DIRECTIONS:
The records are to be restated in their entirety, word for word.

MATERIAL FOR THIS EXERCISE:
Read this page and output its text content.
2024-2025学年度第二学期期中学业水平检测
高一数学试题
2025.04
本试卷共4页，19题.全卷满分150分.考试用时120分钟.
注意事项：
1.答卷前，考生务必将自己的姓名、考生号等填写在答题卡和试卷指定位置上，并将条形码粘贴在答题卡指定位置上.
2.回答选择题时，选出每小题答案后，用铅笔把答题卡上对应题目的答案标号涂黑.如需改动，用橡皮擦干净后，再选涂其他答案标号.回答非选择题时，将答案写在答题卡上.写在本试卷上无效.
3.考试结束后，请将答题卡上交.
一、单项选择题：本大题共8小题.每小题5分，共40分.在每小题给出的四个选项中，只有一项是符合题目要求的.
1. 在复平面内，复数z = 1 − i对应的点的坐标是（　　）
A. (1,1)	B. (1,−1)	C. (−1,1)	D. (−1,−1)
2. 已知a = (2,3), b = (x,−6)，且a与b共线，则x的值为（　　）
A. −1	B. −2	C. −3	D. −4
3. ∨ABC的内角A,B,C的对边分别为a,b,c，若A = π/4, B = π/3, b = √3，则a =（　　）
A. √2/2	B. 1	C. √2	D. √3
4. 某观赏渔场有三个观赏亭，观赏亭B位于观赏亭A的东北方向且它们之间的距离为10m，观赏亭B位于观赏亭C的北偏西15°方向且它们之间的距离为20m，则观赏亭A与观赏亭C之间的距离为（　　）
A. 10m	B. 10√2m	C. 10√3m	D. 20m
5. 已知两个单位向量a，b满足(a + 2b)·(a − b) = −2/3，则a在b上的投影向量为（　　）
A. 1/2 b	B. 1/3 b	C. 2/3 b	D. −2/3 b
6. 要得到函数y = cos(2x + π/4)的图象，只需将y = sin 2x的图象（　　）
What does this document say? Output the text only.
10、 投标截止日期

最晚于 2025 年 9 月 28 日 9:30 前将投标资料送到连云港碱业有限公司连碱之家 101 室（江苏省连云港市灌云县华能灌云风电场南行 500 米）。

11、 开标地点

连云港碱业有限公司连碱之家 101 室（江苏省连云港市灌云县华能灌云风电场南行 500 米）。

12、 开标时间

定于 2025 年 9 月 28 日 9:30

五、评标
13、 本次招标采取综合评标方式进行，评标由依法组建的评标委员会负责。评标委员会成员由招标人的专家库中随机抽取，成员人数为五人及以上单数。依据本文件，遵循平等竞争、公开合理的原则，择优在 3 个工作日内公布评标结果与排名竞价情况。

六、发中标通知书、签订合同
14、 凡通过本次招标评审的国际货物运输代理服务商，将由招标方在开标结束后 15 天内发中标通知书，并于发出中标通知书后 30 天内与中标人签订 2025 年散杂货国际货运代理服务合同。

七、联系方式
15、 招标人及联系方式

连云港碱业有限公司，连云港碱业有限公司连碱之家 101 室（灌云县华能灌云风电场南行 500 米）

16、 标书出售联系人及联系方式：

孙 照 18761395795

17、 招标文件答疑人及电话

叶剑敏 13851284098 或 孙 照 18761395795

SOLUTION FOR THIS TASK:
Read this page and output its text content.
2024-2025学年度第二学期期中学业水平检测
高一数学试题
2025.04
本试卷共4页，19题.全卷满分150分.考试用时120分钟.
注意事项：
1.答卷前，考生务必将自己的姓名、考生号等填写在答题卡和试卷指定位置上，并将条形码粘贴在答题卡指定位置上.
2.回答选择题时，选出每小题答案后，用铅笔把答题卡上对应题目的答案标号涂黑.如需改动，用橡皮擦干净后，再选涂其他答案标号.回答非选择题时，将答案写在答题卡上.写在本试卷上无效.
3.考试结束后，请将答题卡上交.
一、单项选择题：本大题共8小题.每小题5分，共40分.在每小题给出的四个选项中，只有一项是符合题目要求的.
1. 在复平面内，复数z = 1 − i对应的点的坐标是（　　）
A. (1,1)	B. (1,−1)	C. (−1,1)	D. (−1,−1)
2. 已知a = (2,3), b = (x,−6)，且a与b共线，则x的值为（　　）
A. −1	B. −2	C. −3	D. −4
3. ∨ABC的内角A,B,C的对边分别为a,b,c，若A = π/4, B = π/3, b = √3，则a =（　　）
A. √2/2	B. 1	C. √2	D. √3
4. 某观赏渔场有三个观赏亭，观赏亭B位于观赏亭A的东北方向且它们之间的距离为10m，观赏亭B位于观赏亭C的北偏西15°方向且它们之间的距离为20m，则观赏亭A与观赏亭C之间的距离为（　　）
A. 10m	B. 10√2m	C. 10√3m	D. 20m
5. 已知两个单位向量a，b满足(a + 2b)·(a − b) = −2/3，则a在b上的投影向量为（　　）
A. 1/2 b	B. 1/3 b	C. 2/3 b	D. −2/3 b
6. 要得到函数y = cos(2x + π/4)的图象，只需将y = sin 2x的图象（　　）
What does this document say? Output the text only.
10、 投标截止日期

最晚于 2025 年 9 月 28 日 9:30 前将投标资料送到连云港碱业有限公司连碱之家 101 室（江苏省连云港市灌云县华能灌云风电场南行 500 米）。

11、 开标地点

连云港碱业有限公司连碱之家 101 室（江苏省连云港市灌云县华能灌云风电场南行 500 米）。

12、 开标时间

定于 2025 年 9 月 28 日 9:30

五、评标
13、 本次招标采取综合评标方式进行，评标由依法组建的评标委员会负责。评标委员会成员由招标人的专家库中随机抽取，成员人数为五人及以上单数。依据本文件，遵循平等竞争、公开合理的原则，择优在 3 个工作日内公布评标结果与排名竞价情况。

六、发中标通知书、签订合同
14、 凡通过本次招标评审的国际货物运输代理服务商，将由招标方在开标结束后 15 天内发中标通知书，并于发出中标通知书后 30 天内与中标人签订 2025 年散杂货国际货运代理服务合同。

七、联系方式
15、 招标人及联系方式

连云港碱业有限公司，连云港碱业有限公司连碱之家 101 室（灌云县华能灌云风电场南行 500 米）

16、 标书出售联系人及联系方式：

孙 照 18761395795

17、 招标文件答疑人及电话

叶剑敏 13851284098 或 孙 照 18761395795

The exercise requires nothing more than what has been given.